■ **TASK GOAL**: Extract, from the listing that follows, each line containing the word "style".

-- START OF MATERIALS PROVIDED --

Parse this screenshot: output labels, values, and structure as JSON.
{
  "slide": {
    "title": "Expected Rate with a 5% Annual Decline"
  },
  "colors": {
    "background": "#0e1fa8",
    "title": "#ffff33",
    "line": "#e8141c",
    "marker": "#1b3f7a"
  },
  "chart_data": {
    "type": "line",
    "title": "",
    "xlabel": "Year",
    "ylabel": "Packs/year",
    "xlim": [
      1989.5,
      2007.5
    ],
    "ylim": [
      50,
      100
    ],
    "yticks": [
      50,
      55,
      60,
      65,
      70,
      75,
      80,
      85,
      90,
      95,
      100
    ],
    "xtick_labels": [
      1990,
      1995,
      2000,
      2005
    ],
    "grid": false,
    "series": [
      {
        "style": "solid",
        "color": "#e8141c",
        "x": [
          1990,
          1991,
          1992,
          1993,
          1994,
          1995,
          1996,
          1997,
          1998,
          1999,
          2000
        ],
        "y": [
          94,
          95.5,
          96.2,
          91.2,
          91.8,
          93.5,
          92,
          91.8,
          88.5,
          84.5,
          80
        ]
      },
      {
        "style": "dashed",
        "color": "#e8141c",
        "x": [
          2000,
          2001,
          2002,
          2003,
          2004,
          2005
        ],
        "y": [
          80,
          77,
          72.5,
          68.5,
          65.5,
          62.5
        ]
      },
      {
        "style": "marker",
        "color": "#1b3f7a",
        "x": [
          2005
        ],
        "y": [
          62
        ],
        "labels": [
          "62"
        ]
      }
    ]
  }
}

-- END OF MATERIALS PROVIDED --

■ **IN RESPONSE**:
        "style": "solid",
        "style": "dashed",
        "style": "marker",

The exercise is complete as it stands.